- **WRITTEN TASK**: Pictures in the records should not be copied, but every other part must be repeated exactly.

- **PROVIDED RECORDS**:
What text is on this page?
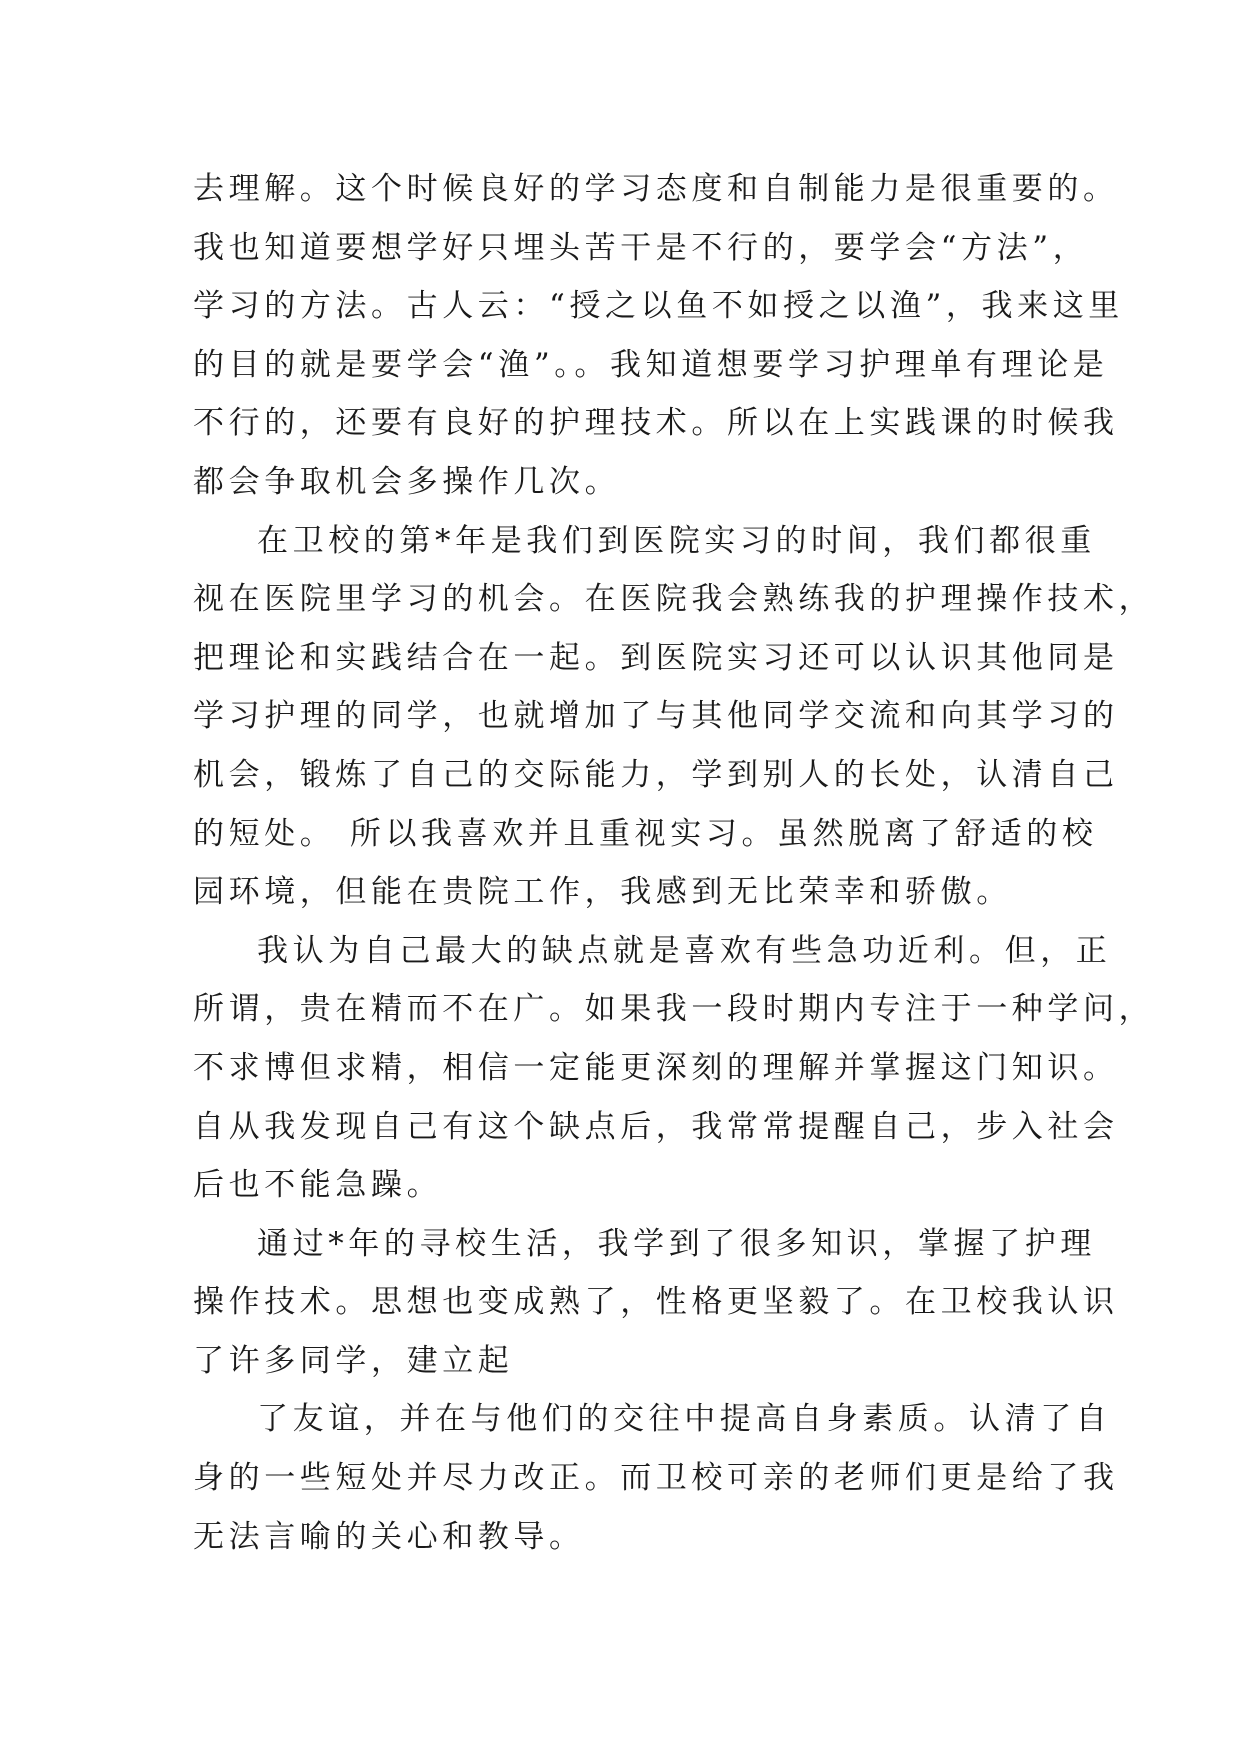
去理解。这个时候良好的学习态度和自制能力是很重要的。
我也知道要想学好只埋头苦干是不行的，要学会“方法”，
学习的方法。古人云：“授之以鱼不如授之以渔”，我来这里
的目的就是要学会“渔”。。我知道想要学习护理单有理论是
不行的，还要有良好的护理技术。所以在上实践课的时候我
都会争取机会多操作几次。
在卫校的第*年是我们到医院实习的时间，我们都很重
视在医院里学习的机会。在医院我会熟练我的护理操作技术，
把理论和实践结合在一起。到医院实习还可以认识其他同是
学习护理的同学，也就增加了与其他同学交流和向其学习的
机会，锻炼了自己的交际能力，学到别人的长处，认清自己
的短处。 所以我喜欢并且重视实习。虽然脱离了舒适的校
园环境，但能在贵院工作，我感到无比荣幸和骄傲。
我认为自己最大的缺点就是喜欢有些急功近利。但，正
所谓，贵在精而不在广。如果我一段时期内专注于一种学问，
不求博但求精，相信一定能更深刻的理解并掌握这门知识。
自从我发现自己有这个缺点后，我常常提醒自己，步入社会
后也不能急躁。
通过*年的寻校生活，我学到了很多知识，掌握了护理
操作技术。思想也变成熟了，性格更坚毅了。在卫校我认识
了许多同学，建立起
了友谊，并在与他们的交往中提高自身素质。认清了自
身的一些短处并尽力改正。而卫校可亲的老师们更是给了我
无法言喻的关心和教导。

- **FULL ANSWER**:
What text is on this page?
去理解。这个时候良好的学习态度和自制能力是很重要的。
我也知道要想学好只埋头苦干是不行的，要学会“方法”，
学习的方法。古人云：“授之以鱼不如授之以渔”，我来这里
的目的就是要学会“渔”。。我知道想要学习护理单有理论是
不行的，还要有良好的护理技术。所以在上实践课的时候我
都会争取机会多操作几次。
在卫校的第*年是我们到医院实习的时间，我们都很重
视在医院里学习的机会。在医院我会熟练我的护理操作技术，
把理论和实践结合在一起。到医院实习还可以认识其他同是
学习护理的同学，也就增加了与其他同学交流和向其学习的
机会，锻炼了自己的交际能力，学到别人的长处，认清自己
的短处。 所以我喜欢并且重视实习。虽然脱离了舒适的校
园环境，但能在贵院工作，我感到无比荣幸和骄傲。
我认为自己最大的缺点就是喜欢有些急功近利。但，正
所谓，贵在精而不在广。如果我一段时期内专注于一种学问，
不求博但求精，相信一定能更深刻的理解并掌握这门知识。
自从我发现自己有这个缺点后，我常常提醒自己，步入社会
后也不能急躁。
通过*年的寻校生活，我学到了很多知识，掌握了护理
操作技术。思想也变成熟了，性格更坚毅了。在卫校我认识
了许多同学，建立起
了友谊，并在与他们的交往中提高自身素质。认清了自
身的一些短处并尽力改正。而卫校可亲的老师们更是给了我
无法言喻的关心和教导。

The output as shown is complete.